◆ EXTRACTED DATA:

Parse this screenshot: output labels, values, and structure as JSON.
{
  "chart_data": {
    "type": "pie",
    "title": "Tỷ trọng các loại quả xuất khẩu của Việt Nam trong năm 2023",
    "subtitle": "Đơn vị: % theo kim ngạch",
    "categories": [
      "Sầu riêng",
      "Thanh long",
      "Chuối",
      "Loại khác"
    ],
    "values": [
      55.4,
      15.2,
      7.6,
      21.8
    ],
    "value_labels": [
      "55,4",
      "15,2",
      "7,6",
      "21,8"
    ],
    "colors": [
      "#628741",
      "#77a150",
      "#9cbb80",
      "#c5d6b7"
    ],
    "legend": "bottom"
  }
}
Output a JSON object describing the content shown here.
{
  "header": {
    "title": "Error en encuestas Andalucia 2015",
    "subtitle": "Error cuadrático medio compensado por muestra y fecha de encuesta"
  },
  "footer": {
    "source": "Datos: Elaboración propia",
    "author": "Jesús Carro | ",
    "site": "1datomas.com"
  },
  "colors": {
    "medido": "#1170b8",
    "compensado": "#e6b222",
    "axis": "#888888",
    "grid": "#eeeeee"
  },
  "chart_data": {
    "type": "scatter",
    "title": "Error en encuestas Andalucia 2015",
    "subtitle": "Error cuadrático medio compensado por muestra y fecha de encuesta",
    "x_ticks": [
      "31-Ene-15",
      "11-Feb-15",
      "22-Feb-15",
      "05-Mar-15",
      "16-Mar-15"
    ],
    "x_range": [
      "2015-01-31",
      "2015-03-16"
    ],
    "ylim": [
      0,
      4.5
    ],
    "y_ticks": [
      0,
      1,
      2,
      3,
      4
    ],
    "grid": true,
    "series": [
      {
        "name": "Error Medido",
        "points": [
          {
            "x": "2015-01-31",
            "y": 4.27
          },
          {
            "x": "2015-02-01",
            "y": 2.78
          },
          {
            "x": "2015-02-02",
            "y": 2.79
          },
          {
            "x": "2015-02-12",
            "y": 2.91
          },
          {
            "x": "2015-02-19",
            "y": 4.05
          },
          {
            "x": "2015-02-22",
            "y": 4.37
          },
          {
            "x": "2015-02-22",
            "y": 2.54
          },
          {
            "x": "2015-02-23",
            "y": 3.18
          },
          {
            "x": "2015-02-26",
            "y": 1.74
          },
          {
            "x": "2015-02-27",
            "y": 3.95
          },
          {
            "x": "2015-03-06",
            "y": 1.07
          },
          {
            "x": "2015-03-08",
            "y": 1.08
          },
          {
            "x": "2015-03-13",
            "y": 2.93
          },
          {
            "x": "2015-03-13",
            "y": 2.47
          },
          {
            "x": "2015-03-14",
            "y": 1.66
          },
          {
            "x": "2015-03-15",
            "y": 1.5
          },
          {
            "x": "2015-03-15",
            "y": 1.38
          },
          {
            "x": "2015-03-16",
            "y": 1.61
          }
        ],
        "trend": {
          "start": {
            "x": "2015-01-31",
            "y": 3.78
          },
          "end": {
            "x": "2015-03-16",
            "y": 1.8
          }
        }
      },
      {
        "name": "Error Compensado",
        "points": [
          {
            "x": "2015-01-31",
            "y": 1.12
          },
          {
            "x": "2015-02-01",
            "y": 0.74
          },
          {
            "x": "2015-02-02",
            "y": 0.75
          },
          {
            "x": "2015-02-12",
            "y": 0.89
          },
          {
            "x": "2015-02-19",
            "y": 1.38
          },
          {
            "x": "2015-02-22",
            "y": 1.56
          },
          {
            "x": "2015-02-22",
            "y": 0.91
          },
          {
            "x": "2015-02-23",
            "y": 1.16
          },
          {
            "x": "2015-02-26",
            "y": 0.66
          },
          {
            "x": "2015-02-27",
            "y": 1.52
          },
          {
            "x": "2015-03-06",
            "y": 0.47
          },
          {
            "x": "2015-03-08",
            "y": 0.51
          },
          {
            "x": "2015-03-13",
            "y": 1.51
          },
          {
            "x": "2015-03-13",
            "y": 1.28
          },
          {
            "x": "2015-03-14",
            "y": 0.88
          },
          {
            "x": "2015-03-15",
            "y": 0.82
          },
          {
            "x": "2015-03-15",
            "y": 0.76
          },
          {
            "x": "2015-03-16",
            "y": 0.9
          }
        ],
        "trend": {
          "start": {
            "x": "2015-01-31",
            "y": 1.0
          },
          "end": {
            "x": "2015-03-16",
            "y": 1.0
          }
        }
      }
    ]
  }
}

◆ YOUR TASK: Reproduce each line verbatim.

◆ TASK ANSWER:
Parse this screenshot: output labels, values, and structure as JSON.
{
  "chart_data": {
    "type": "pie",
    "title": "Tỷ trọng các loại quả xuất khẩu của Việt Nam trong năm 2023",
    "subtitle": "Đơn vị: % theo kim ngạch",
    "categories": [
      "Sầu riêng",
      "Thanh long",
      "Chuối",
      "Loại khác"
    ],
    "values": [
      55.4,
      15.2,
      7.6,
      21.8
    ],
    "value_labels": [
      "55,4",
      "15,2",
      "7,6",
      "21,8"
    ],
    "colors": [
      "#628741",
      "#77a150",
      "#9cbb80",
      "#c5d6b7"
    ],
    "legend": "bottom"
  }
}
Output a JSON object describing the content shown here.
{
  "header": {
    "title": "Error en encuestas Andalucia 2015",
    "subtitle": "Error cuadrático medio compensado por muestra y fecha de encuesta"
  },
  "footer": {
    "source": "Datos: Elaboración propia",
    "author": "Jesús Carro | ",
    "site": "1datomas.com"
  },
  "colors": {
    "medido": "#1170b8",
    "compensado": "#e6b222",
    "axis": "#888888",
    "grid": "#eeeeee"
  },
  "chart_data": {
    "type": "scatter",
    "title": "Error en encuestas Andalucia 2015",
    "subtitle": "Error cuadrático medio compensado por muestra y fecha de encuesta",
    "x_ticks": [
      "31-Ene-15",
      "11-Feb-15",
      "22-Feb-15",
      "05-Mar-15",
      "16-Mar-15"
    ],
    "x_range": [
      "2015-01-31",
      "2015-03-16"
    ],
    "ylim": [
      0,
      4.5
    ],
    "y_ticks": [
      0,
      1,
      2,
      3,
      4
    ],
    "grid": true,
    "series": [
      {
        "name": "Error Medido",
        "points": [
          {
            "x": "2015-01-31",
            "y": 4.27
          },
          {
            "x": "2015-02-01",
            "y": 2.78
          },
          {
            "x": "2015-02-02",
            "y": 2.79
          },
          {
            "x": "2015-02-12",
            "y": 2.91
          },
          {
            "x": "2015-02-19",
            "y": 4.05
          },
          {
            "x": "2015-02-22",
            "y": 4.37
          },
          {
            "x": "2015-02-22",
            "y": 2.54
          },
          {
            "x": "2015-02-23",
            "y": 3.18
          },
          {
            "x": "2015-02-26",
            "y": 1.74
          },
          {
            "x": "2015-02-27",
            "y": 3.95
          },
          {
            "x": "2015-03-06",
            "y": 1.07
          },
          {
            "x": "2015-03-08",
            "y": 1.08
          },
          {
            "x": "2015-03-13",
            "y": 2.93
          },
          {
            "x": "2015-03-13",
            "y": 2.47
          },
          {
            "x": "2015-03-14",
            "y": 1.66
          },
          {
            "x": "2015-03-15",
            "y": 1.5
          },
          {
            "x": "2015-03-15",
            "y": 1.38
          },
          {
            "x": "2015-03-16",
            "y": 1.61
          }
        ],
        "trend": {
          "start": {
            "x": "2015-01-31",
            "y": 3.78
          },
          "end": {
            "x": "2015-03-16",
            "y": 1.8
          }
        }
      },
      {
        "name": "Error Compensado",
        "points": [
          {
            "x": "2015-01-31",
            "y": 1.12
          },
          {
            "x": "2015-02-01",
            "y": 0.74
          },
          {
            "x": "2015-02-02",
            "y": 0.75
          },
          {
            "x": "2015-02-12",
            "y": 0.89
          },
          {
            "x": "2015-02-19",
            "y": 1.38
          },
          {
            "x": "2015-02-22",
            "y": 1.56
          },
          {
            "x": "2015-02-22",
            "y": 0.91
          },
          {
            "x": "2015-02-23",
            "y": 1.16
          },
          {
            "x": "2015-02-26",
            "y": 0.66
          },
          {
            "x": "2015-02-27",
            "y": 1.52
          },
          {
            "x": "2015-03-06",
            "y": 0.47
          },
          {
            "x": "2015-03-08",
            "y": 0.51
          },
          {
            "x": "2015-03-13",
            "y": 1.51
          },
          {
            "x": "2015-03-13",
            "y": 1.28
          },
          {
            "x": "2015-03-14",
            "y": 0.88
          },
          {
            "x": "2015-03-15",
            "y": 0.82
          },
          {
            "x": "2015-03-15",
            "y": 0.76
          },
          {
            "x": "2015-03-16",
            "y": 0.9
          }
        ],
        "trend": {
          "start": {
            "x": "2015-01-31",
            "y": 1.0
          },
          "end": {
            "x": "2015-03-16",
            "y": 1.0
          }
        }
      }
    ]
  }
}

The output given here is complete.